* START Materials provided *

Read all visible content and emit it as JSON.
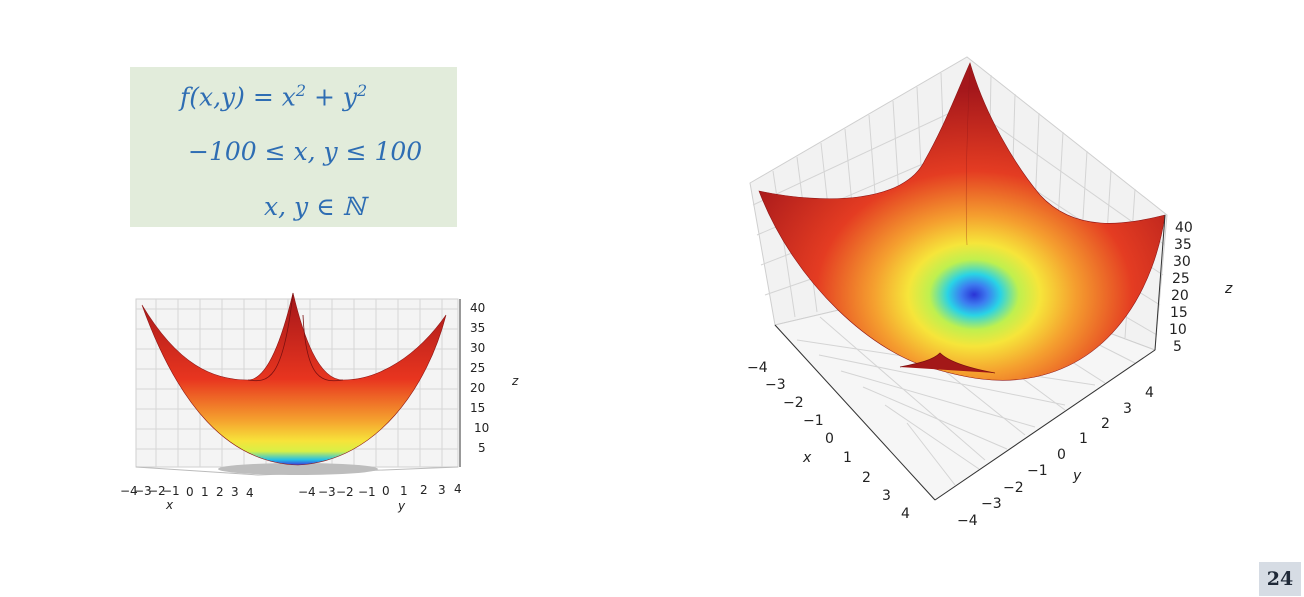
{
  "formulas": {
    "line1_prefix": "f(x,y) = x",
    "line1_exp1": "2",
    "line1_mid": " + y",
    "line1_exp2": "2",
    "line2": "−100 ≤ x, y ≤ 100",
    "line3": "x, y ∈ ℕ"
  },
  "surface_plots": {
    "function": "z = x² + y²",
    "colormap": [
      "#3b3cd8",
      "#22c0e8",
      "#d8f046",
      "#f7e33a",
      "#f5a12e",
      "#e8351f",
      "#a3161a"
    ],
    "left_view": {
      "z_ticks": [
        "40",
        "35",
        "30",
        "25",
        "20",
        "15",
        "10",
        "5"
      ],
      "z_label": "z",
      "x_ticks": [
        "−4",
        "−3",
        "−2",
        "−1",
        "0",
        "1",
        "2",
        "3",
        "4"
      ],
      "x_label": "x",
      "y_ticks": [
        "−4",
        "−3",
        "−2",
        "−1",
        "0",
        "1",
        "2",
        "3",
        "4"
      ],
      "y_label": "y"
    },
    "right_view": {
      "z_ticks": [
        "40",
        "35",
        "30",
        "25",
        "20",
        "15",
        "10",
        "5"
      ],
      "z_label": "z",
      "x_ticks": [
        "−4",
        "−3",
        "−2",
        "−1",
        "0",
        "1",
        "2",
        "3",
        "4"
      ],
      "x_label": "x",
      "y_ticks": [
        "4",
        "3",
        "2",
        "1",
        "0",
        "−1",
        "−2",
        "−3",
        "−4"
      ],
      "y_label": "y"
    }
  },
  "page_number": "24"
}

* END Materials provided *

• _Short problem_:
Leave the pictures out, and transcribe each of the records exactly.

• _Answer to this task_:
Read all visible content and emit it as JSON.
{
  "formulas": {
    "line1_prefix": "f(x,y) = x",
    "line1_exp1": "2",
    "line1_mid": " + y",
    "line1_exp2": "2",
    "line2": "−100 ≤ x, y ≤ 100",
    "line3": "x, y ∈ ℕ"
  },
  "surface_plots": {
    "function": "z = x² + y²",
    "colormap": [
      "#3b3cd8",
      "#22c0e8",
      "#d8f046",
      "#f7e33a",
      "#f5a12e",
      "#e8351f",
      "#a3161a"
    ],
    "left_view": {
      "z_ticks": [
        "40",
        "35",
        "30",
        "25",
        "20",
        "15",
        "10",
        "5"
      ],
      "z_label": "z",
      "x_ticks": [
        "−4",
        "−3",
        "−2",
        "−1",
        "0",
        "1",
        "2",
        "3",
        "4"
      ],
      "x_label": "x",
      "y_ticks": [
        "−4",
        "−3",
        "−2",
        "−1",
        "0",
        "1",
        "2",
        "3",
        "4"
      ],
      "y_label": "y"
    },
    "right_view": {
      "z_ticks": [
        "40",
        "35",
        "30",
        "25",
        "20",
        "15",
        "10",
        "5"
      ],
      "z_label": "z",
      "x_ticks": [
        "−4",
        "−3",
        "−2",
        "−1",
        "0",
        "1",
        "2",
        "3",
        "4"
      ],
      "x_label": "x",
      "y_ticks": [
        "4",
        "3",
        "2",
        "1",
        "0",
        "−1",
        "−2",
        "−3",
        "−4"
      ],
      "y_label": "y"
    }
  },
  "page_number": "24"
}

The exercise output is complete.